**WHAT THE TASK ASKS:** Scan the material below for lines with the word "this" and report how many there are, with nothing added.

(Stored dataset items)
• • • •

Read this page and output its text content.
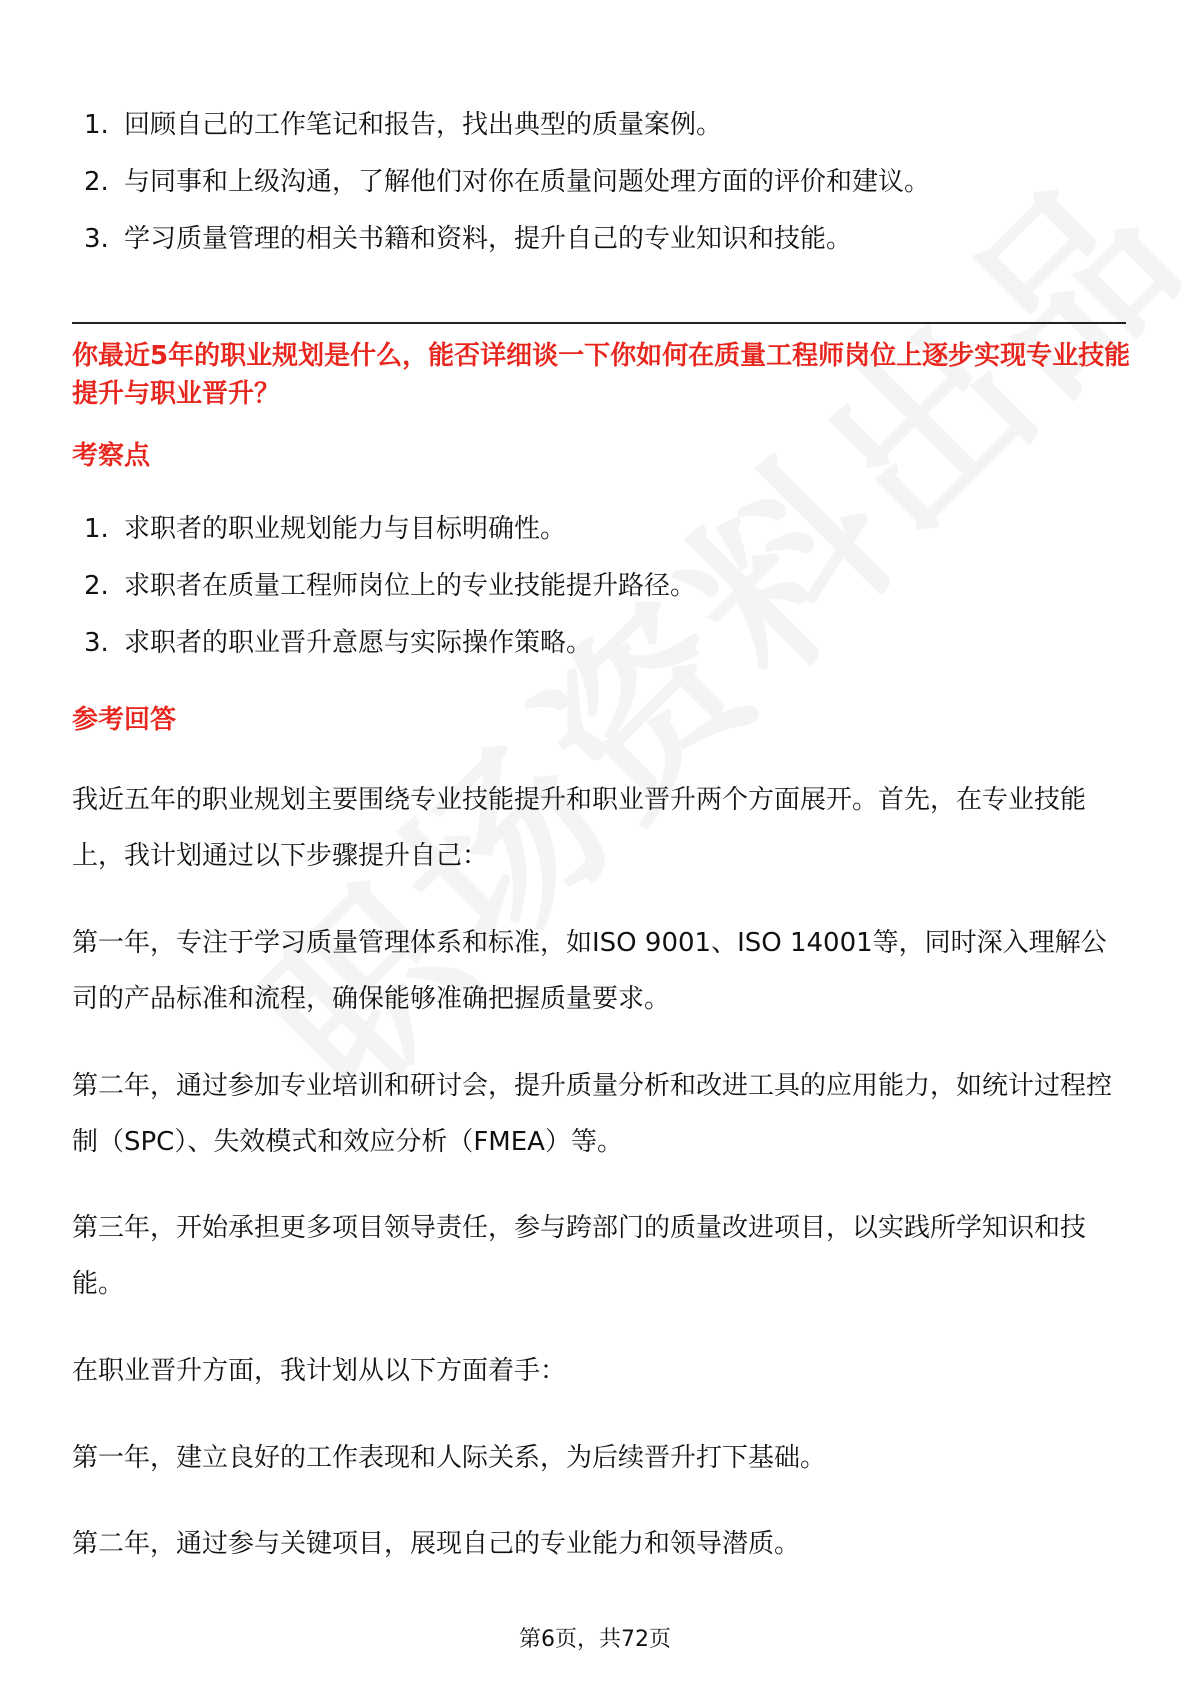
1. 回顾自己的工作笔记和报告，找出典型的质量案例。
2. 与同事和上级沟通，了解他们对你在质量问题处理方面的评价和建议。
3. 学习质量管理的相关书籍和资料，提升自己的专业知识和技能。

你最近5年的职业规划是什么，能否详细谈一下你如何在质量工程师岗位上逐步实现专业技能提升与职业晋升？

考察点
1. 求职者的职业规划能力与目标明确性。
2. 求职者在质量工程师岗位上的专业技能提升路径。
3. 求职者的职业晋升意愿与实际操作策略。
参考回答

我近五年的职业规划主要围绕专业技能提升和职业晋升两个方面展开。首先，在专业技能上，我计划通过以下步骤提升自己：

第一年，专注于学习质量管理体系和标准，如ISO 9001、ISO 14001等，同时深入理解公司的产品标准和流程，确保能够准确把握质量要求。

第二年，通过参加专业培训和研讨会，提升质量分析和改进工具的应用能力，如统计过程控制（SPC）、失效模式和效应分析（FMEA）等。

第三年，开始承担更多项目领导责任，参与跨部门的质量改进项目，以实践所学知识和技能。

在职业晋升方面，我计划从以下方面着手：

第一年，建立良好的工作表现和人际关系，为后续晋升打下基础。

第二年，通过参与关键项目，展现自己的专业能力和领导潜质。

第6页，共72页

• • • •

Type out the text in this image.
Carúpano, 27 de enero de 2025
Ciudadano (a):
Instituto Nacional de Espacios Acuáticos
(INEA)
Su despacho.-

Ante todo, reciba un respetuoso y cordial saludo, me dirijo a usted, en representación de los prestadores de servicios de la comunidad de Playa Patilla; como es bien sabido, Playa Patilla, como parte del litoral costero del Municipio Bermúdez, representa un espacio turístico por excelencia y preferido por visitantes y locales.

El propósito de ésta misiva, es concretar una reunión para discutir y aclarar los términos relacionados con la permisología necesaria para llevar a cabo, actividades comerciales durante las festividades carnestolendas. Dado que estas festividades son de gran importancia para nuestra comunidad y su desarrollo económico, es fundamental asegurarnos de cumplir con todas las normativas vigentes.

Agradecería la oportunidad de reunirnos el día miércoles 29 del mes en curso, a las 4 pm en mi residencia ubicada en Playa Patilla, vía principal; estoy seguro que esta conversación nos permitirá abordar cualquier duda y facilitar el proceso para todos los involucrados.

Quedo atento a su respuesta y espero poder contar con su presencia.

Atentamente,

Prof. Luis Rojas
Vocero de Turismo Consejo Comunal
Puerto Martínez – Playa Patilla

• • • •

**RESPONSE TO THE TASK:** 2